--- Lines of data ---
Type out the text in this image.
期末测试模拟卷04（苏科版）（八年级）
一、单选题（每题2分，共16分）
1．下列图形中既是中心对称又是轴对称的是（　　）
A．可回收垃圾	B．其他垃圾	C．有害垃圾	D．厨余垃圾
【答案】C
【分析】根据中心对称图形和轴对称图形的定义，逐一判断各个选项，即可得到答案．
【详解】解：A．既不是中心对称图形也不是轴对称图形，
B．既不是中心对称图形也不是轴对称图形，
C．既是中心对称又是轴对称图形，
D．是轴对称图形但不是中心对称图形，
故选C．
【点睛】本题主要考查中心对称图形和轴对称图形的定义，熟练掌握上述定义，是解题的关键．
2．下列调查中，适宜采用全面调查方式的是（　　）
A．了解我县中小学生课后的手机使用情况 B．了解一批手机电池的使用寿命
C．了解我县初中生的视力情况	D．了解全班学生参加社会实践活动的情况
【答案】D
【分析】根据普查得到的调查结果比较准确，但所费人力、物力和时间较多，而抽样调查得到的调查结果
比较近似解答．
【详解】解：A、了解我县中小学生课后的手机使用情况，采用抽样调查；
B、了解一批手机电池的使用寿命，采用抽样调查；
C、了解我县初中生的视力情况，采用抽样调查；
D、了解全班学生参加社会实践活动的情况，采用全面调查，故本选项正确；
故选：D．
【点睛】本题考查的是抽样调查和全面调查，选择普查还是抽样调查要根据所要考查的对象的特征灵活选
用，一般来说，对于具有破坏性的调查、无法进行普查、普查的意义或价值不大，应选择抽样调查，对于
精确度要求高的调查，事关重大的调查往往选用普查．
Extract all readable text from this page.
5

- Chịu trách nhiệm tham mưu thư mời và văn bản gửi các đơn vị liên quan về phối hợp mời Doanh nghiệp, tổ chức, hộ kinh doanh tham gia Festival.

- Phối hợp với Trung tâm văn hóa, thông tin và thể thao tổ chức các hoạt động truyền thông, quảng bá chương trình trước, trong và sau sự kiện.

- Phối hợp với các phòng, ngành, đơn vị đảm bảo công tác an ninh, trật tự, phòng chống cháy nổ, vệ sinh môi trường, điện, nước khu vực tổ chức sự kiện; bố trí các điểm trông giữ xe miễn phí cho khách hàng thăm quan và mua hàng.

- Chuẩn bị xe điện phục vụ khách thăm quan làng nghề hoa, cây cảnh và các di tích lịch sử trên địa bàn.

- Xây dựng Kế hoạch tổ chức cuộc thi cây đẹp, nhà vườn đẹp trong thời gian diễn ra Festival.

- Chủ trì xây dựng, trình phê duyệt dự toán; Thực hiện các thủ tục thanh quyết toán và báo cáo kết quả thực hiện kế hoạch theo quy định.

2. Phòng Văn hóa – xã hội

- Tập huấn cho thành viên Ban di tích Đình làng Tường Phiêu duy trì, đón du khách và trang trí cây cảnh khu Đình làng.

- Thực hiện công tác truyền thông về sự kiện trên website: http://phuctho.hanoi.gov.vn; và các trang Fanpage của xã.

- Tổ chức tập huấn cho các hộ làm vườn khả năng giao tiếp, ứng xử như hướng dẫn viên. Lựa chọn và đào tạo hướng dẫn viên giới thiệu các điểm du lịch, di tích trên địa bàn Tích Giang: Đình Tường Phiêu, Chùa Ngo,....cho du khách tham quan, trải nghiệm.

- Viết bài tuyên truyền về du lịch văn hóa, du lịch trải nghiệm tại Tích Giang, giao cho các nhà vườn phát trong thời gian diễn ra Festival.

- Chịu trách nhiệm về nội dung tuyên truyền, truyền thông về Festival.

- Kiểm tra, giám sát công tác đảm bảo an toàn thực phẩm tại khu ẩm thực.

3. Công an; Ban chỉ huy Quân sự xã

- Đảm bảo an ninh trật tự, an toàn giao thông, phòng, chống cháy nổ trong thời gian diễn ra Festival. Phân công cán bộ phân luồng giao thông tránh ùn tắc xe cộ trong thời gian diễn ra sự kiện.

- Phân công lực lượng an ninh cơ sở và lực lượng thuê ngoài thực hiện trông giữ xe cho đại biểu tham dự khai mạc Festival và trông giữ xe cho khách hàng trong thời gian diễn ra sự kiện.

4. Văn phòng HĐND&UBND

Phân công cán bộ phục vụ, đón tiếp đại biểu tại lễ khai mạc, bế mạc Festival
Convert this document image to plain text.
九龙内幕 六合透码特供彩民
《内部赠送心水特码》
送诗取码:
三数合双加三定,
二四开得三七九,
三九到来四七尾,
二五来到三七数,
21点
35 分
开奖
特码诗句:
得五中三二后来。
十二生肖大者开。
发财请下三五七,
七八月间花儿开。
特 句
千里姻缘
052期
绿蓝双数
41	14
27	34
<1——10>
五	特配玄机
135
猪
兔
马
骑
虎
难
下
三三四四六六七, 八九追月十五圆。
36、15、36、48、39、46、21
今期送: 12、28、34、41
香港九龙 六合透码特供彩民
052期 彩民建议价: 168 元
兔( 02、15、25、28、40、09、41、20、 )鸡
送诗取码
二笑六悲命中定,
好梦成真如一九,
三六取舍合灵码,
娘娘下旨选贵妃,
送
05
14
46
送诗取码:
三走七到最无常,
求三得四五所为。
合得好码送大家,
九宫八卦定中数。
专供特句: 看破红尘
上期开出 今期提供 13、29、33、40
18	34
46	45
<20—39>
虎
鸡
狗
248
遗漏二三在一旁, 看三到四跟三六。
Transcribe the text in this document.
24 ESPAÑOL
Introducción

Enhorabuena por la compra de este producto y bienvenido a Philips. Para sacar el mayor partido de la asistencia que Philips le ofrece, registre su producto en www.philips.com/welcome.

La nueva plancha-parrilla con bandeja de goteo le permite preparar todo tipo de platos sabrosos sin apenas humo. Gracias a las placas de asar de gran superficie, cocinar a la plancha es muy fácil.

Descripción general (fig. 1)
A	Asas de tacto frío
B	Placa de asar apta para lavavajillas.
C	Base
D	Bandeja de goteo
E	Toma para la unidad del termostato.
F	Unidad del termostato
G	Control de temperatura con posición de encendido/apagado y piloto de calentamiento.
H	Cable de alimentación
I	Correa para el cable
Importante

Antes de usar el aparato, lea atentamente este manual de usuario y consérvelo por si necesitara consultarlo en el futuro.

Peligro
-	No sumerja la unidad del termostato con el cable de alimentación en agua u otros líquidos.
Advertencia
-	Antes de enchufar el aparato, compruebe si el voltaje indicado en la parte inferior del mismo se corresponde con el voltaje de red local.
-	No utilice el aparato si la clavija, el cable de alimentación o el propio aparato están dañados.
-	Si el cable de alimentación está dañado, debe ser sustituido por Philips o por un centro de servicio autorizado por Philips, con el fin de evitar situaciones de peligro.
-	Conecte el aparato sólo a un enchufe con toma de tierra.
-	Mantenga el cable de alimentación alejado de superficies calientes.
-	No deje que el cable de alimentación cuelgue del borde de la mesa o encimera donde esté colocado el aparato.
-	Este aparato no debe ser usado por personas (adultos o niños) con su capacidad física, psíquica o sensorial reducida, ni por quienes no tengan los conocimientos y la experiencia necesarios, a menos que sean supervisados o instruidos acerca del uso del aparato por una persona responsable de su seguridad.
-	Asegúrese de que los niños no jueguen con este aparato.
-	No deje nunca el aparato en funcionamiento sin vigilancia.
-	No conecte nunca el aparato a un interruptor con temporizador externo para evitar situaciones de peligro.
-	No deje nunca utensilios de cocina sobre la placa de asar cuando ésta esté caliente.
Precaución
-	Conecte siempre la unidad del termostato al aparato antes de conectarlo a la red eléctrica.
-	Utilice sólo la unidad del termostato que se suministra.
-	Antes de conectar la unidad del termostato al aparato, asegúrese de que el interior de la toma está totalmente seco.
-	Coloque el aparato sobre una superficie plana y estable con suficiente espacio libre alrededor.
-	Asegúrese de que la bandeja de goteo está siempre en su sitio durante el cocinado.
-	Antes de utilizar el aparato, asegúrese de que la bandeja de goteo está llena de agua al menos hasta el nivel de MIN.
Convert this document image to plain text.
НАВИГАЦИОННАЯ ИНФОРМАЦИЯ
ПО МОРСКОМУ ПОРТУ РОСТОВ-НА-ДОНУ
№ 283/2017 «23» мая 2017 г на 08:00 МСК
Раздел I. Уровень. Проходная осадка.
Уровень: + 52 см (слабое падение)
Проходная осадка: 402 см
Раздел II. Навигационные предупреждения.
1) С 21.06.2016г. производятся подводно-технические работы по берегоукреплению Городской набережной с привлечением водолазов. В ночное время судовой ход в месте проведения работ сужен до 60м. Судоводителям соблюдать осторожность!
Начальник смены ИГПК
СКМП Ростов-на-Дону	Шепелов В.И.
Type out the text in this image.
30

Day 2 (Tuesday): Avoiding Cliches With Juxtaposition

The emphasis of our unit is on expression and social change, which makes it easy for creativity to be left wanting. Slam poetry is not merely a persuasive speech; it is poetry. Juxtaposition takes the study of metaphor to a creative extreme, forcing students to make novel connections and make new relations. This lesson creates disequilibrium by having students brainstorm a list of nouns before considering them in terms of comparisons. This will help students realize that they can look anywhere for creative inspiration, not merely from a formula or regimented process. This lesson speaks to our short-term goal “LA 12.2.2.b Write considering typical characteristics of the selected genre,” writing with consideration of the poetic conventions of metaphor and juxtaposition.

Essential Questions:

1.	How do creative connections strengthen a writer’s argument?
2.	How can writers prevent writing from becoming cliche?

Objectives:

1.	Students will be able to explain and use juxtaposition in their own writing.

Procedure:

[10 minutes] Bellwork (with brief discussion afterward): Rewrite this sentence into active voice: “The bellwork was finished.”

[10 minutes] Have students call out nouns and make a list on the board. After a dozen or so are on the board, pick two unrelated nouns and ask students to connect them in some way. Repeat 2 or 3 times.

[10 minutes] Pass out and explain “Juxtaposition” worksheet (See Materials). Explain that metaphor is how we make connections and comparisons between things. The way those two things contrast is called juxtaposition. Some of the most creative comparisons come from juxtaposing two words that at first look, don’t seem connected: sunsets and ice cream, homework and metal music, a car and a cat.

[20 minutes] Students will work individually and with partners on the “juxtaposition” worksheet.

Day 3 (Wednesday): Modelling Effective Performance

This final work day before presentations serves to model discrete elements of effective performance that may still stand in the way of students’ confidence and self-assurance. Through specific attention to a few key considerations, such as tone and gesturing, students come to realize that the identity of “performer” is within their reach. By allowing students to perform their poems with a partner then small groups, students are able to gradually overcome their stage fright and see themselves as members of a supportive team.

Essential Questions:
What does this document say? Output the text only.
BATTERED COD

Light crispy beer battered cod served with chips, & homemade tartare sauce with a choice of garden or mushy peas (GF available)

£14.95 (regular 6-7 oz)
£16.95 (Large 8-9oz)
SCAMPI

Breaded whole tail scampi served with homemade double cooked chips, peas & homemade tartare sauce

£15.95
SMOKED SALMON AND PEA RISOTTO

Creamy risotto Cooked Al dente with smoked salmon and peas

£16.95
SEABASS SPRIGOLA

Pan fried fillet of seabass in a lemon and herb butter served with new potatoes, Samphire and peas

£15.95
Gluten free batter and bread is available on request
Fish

--- PROBLEM TO WORK ON ---
Reproduce the lines of the entries above exactly, but only from the line containing "What does this" through the final line.

--- SOLVED EXERCISE ---
What does this document say? Output the text only.
BATTERED COD

Light crispy beer battered cod served with chips, & homemade tartare sauce with a choice of garden or mushy peas (GF available)

£14.95 (regular 6-7 oz)
£16.95 (Large 8-9oz)
SCAMPI

Breaded whole tail scampi served with homemade double cooked chips, peas & homemade tartare sauce

£15.95
SMOKED SALMON AND PEA RISOTTO

Creamy risotto Cooked Al dente with smoked salmon and peas

£16.95
SEABASS SPRIGOLA

Pan fried fillet of seabass in a lemon and herb butter served with new potatoes, Samphire and peas

£15.95
Gluten free batter and bread is available on request
Fish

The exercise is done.